Problem requirements:
Output every record word for word.

▶

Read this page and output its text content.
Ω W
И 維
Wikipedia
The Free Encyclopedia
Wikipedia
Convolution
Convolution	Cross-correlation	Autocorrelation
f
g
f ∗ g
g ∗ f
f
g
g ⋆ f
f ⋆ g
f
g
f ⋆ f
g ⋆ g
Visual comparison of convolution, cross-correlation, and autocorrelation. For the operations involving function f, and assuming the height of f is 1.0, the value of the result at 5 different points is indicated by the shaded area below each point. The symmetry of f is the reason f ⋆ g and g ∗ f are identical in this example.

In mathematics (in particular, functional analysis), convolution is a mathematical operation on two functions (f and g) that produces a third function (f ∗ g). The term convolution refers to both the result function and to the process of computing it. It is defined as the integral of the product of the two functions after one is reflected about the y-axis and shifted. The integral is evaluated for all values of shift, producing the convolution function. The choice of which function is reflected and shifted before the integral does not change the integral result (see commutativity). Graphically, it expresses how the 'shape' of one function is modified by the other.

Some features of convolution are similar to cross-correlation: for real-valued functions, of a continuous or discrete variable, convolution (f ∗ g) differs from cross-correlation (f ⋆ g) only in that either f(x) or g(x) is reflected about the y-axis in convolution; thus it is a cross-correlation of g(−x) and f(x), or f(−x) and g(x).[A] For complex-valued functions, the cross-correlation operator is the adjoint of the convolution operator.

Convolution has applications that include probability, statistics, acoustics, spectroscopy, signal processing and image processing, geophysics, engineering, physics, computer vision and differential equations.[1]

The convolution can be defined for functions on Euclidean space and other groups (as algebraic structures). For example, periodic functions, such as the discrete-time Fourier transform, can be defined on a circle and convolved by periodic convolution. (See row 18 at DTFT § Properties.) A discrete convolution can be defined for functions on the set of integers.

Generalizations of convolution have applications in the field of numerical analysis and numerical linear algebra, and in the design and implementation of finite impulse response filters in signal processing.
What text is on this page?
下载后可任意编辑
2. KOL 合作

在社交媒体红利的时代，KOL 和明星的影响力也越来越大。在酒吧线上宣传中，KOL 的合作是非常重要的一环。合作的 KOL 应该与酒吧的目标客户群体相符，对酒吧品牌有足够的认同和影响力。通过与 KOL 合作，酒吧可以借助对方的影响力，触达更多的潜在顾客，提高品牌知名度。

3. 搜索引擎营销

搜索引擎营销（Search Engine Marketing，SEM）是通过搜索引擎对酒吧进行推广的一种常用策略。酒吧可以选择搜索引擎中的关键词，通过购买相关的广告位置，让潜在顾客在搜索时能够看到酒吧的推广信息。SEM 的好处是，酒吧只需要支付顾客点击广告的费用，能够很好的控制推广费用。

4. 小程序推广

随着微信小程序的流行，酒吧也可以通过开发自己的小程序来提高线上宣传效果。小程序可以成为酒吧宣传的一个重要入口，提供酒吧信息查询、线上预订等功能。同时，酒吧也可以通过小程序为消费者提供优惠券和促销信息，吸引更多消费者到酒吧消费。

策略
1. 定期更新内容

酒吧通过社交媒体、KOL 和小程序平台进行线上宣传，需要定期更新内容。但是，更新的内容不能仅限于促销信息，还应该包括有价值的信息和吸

◀

Response to this task:
Read this page and output its text content.
Ω W
И 維
Wikipedia
The Free Encyclopedia
Wikipedia
Convolution
Convolution	Cross-correlation	Autocorrelation
f
g
f ∗ g
g ∗ f
f
g
g ⋆ f
f ⋆ g
f
g
f ⋆ f
g ⋆ g
Visual comparison of convolution, cross-correlation, and autocorrelation. For the operations involving function f, and assuming the height of f is 1.0, the value of the result at 5 different points is indicated by the shaded area below each point. The symmetry of f is the reason f ⋆ g and g ∗ f are identical in this example.

In mathematics (in particular, functional analysis), convolution is a mathematical operation on two functions (f and g) that produces a third function (f ∗ g). The term convolution refers to both the result function and to the process of computing it. It is defined as the integral of the product of the two functions after one is reflected about the y-axis and shifted. The integral is evaluated for all values of shift, producing the convolution function. The choice of which function is reflected and shifted before the integral does not change the integral result (see commutativity). Graphically, it expresses how the 'shape' of one function is modified by the other.

Some features of convolution are similar to cross-correlation: for real-valued functions, of a continuous or discrete variable, convolution (f ∗ g) differs from cross-correlation (f ⋆ g) only in that either f(x) or g(x) is reflected about the y-axis in convolution; thus it is a cross-correlation of g(−x) and f(x), or f(−x) and g(x).[A] For complex-valued functions, the cross-correlation operator is the adjoint of the convolution operator.

Convolution has applications that include probability, statistics, acoustics, spectroscopy, signal processing and image processing, geophysics, engineering, physics, computer vision and differential equations.[1]

The convolution can be defined for functions on Euclidean space and other groups (as algebraic structures). For example, periodic functions, such as the discrete-time Fourier transform, can be defined on a circle and convolved by periodic convolution. (See row 18 at DTFT § Properties.) A discrete convolution can be defined for functions on the set of integers.

Generalizations of convolution have applications in the field of numerical analysis and numerical linear algebra, and in the design and implementation of finite impulse response filters in signal processing.
What text is on this page?
下载后可任意编辑
2. KOL 合作

在社交媒体红利的时代，KOL 和明星的影响力也越来越大。在酒吧线上宣传中，KOL 的合作是非常重要的一环。合作的 KOL 应该与酒吧的目标客户群体相符，对酒吧品牌有足够的认同和影响力。通过与 KOL 合作，酒吧可以借助对方的影响力，触达更多的潜在顾客，提高品牌知名度。

3. 搜索引擎营销

搜索引擎营销（Search Engine Marketing，SEM）是通过搜索引擎对酒吧进行推广的一种常用策略。酒吧可以选择搜索引擎中的关键词，通过购买相关的广告位置，让潜在顾客在搜索时能够看到酒吧的推广信息。SEM 的好处是，酒吧只需要支付顾客点击广告的费用，能够很好的控制推广费用。

4. 小程序推广

随着微信小程序的流行，酒吧也可以通过开发自己的小程序来提高线上宣传效果。小程序可以成为酒吧宣传的一个重要入口，提供酒吧信息查询、线上预订等功能。同时，酒吧也可以通过小程序为消费者提供优惠券和促销信息，吸引更多消费者到酒吧消费。

策略
1. 定期更新内容

酒吧通过社交媒体、KOL 和小程序平台进行线上宣传，需要定期更新内容。但是，更新的内容不能仅限于促销信息，还应该包括有价值的信息和吸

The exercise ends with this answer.